Saved data entries:
※
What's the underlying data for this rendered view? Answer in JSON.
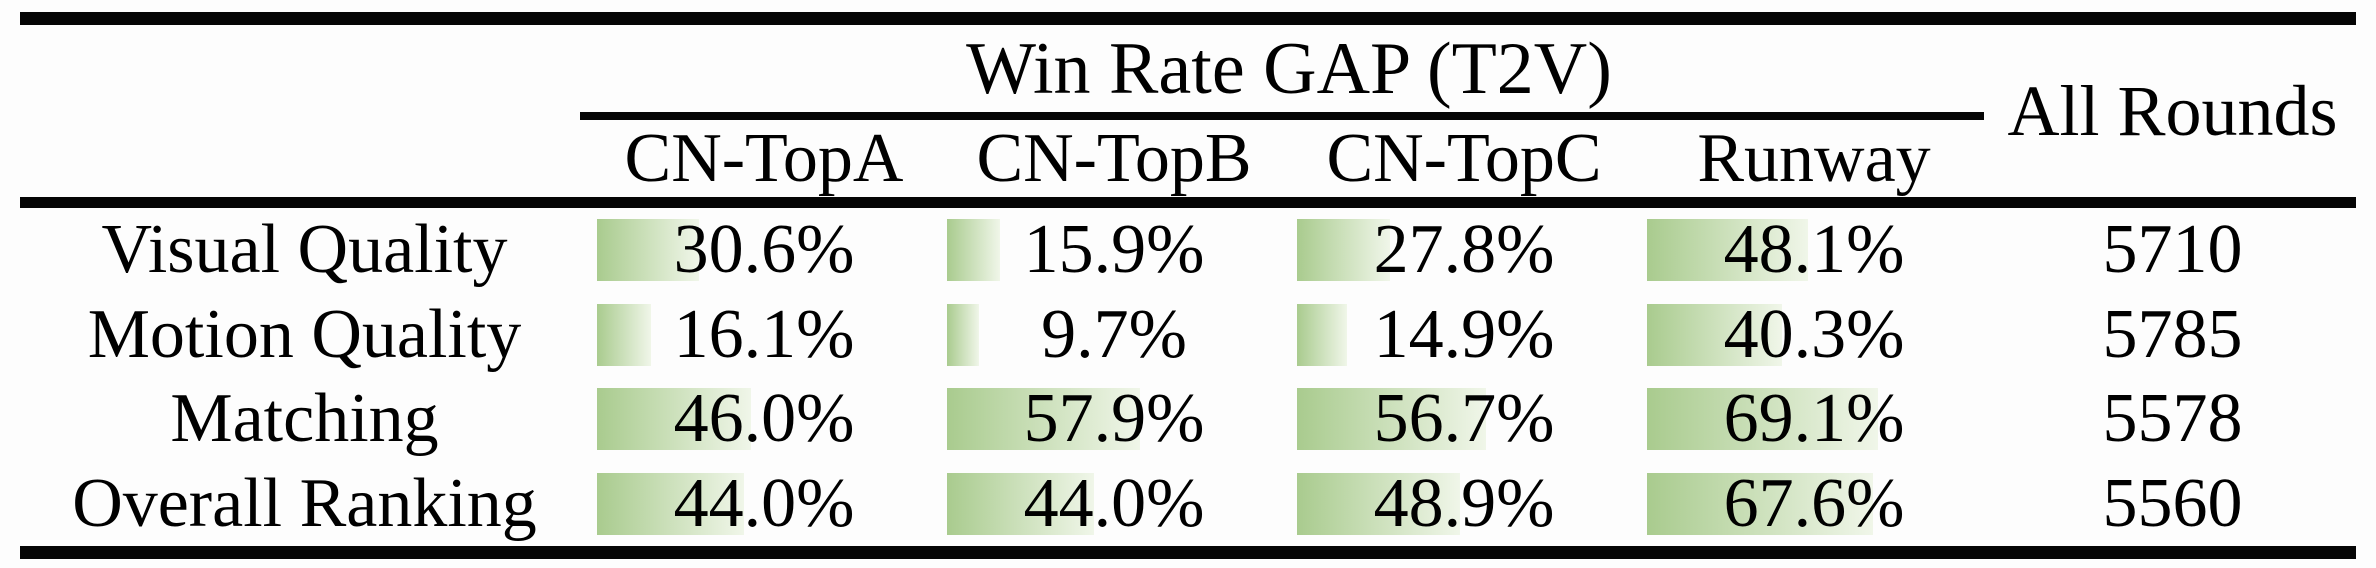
{
  "table": {
    "group_header": "Win Rate GAP (T2V)",
    "all_rounds_header": "All Rounds",
    "columns": [
      "CN-TopA",
      "CN-TopB",
      "CN-TopC",
      "Runway"
    ],
    "rows": [
      {
        "label": "Visual Quality",
        "gaps": [
          "30.6",
          "15.9",
          "27.8",
          "48.1"
        ],
        "rounds": "5710"
      },
      {
        "label": "Motion Quality",
        "gaps": [
          "16.1",
          "9.7",
          "14.9",
          "40.3"
        ],
        "rounds": "5785"
      },
      {
        "label": "Matching",
        "gaps": [
          "46.0",
          "57.9",
          "56.7",
          "69.1"
        ],
        "rounds": "5578"
      },
      {
        "label": "Overall Ranking",
        "gaps": [
          "44.0",
          "44.0",
          "48.9",
          "67.6"
        ],
        "rounds": "5560"
      }
    ],
    "percent_suffix": "%",
    "bar_color_start": "#a9cb8e",
    "bar_color_end": "#f0f6e9",
    "rule_color": "#050505"
  },
  "chart_data": {
    "type": "table",
    "title": "Win Rate GAP (T2V)",
    "categories": [
      "Visual Quality",
      "Motion Quality",
      "Matching",
      "Overall Ranking"
    ],
    "series": [
      {
        "name": "CN-TopA",
        "values": [
          30.6,
          16.1,
          46.0,
          44.0
        ]
      },
      {
        "name": "CN-TopB",
        "values": [
          15.9,
          9.7,
          57.9,
          44.0
        ]
      },
      {
        "name": "CN-TopC",
        "values": [
          27.8,
          14.9,
          56.7,
          48.9
        ]
      },
      {
        "name": "Runway",
        "values": [
          48.1,
          40.3,
          69.1,
          67.6
        ]
      }
    ],
    "extra_column": {
      "name": "All Rounds",
      "values": [
        5710,
        5785,
        5578,
        5560
      ]
    },
    "unit": "%",
    "value_range": [
      0,
      100
    ],
    "bars": "in-cell gradient data bars, length proportional to value"
  }
}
※
# DIRECTIONS
Repeat each entry exactly as given; no pictures belong in the copy.

# ANSWER
What's the underlying data for this rendered view? Answer in JSON.
{
  "table": {
    "group_header": "Win Rate GAP (T2V)",
    "all_rounds_header": "All Rounds",
    "columns": [
      "CN-TopA",
      "CN-TopB",
      "CN-TopC",
      "Runway"
    ],
    "rows": [
      {
        "label": "Visual Quality",
        "gaps": [
          "30.6",
          "15.9",
          "27.8",
          "48.1"
        ],
        "rounds": "5710"
      },
      {
        "label": "Motion Quality",
        "gaps": [
          "16.1",
          "9.7",
          "14.9",
          "40.3"
        ],
        "rounds": "5785"
      },
      {
        "label": "Matching",
        "gaps": [
          "46.0",
          "57.9",
          "56.7",
          "69.1"
        ],
        "rounds": "5578"
      },
      {
        "label": "Overall Ranking",
        "gaps": [
          "44.0",
          "44.0",
          "48.9",
          "67.6"
        ],
        "rounds": "5560"
      }
    ],
    "percent_suffix": "%",
    "bar_color_start": "#a9cb8e",
    "bar_color_end": "#f0f6e9",
    "rule_color": "#050505"
  },
  "chart_data": {
    "type": "table",
    "title": "Win Rate GAP (T2V)",
    "categories": [
      "Visual Quality",
      "Motion Quality",
      "Matching",
      "Overall Ranking"
    ],
    "series": [
      {
        "name": "CN-TopA",
        "values": [
          30.6,
          16.1,
          46.0,
          44.0
        ]
      },
      {
        "name": "CN-TopB",
        "values": [
          15.9,
          9.7,
          57.9,
          44.0
        ]
      },
      {
        "name": "CN-TopC",
        "values": [
          27.8,
          14.9,
          56.7,
          48.9
        ]
      },
      {
        "name": "Runway",
        "values": [
          48.1,
          40.3,
          69.1,
          67.6
        ]
      }
    ],
    "extra_column": {
      "name": "All Rounds",
      "values": [
        5710,
        5785,
        5578,
        5560
      ]
    },
    "unit": "%",
    "value_range": [
      0,
      100
    ],
    "bars": "in-cell gradient data bars, length proportional to value"
  }
}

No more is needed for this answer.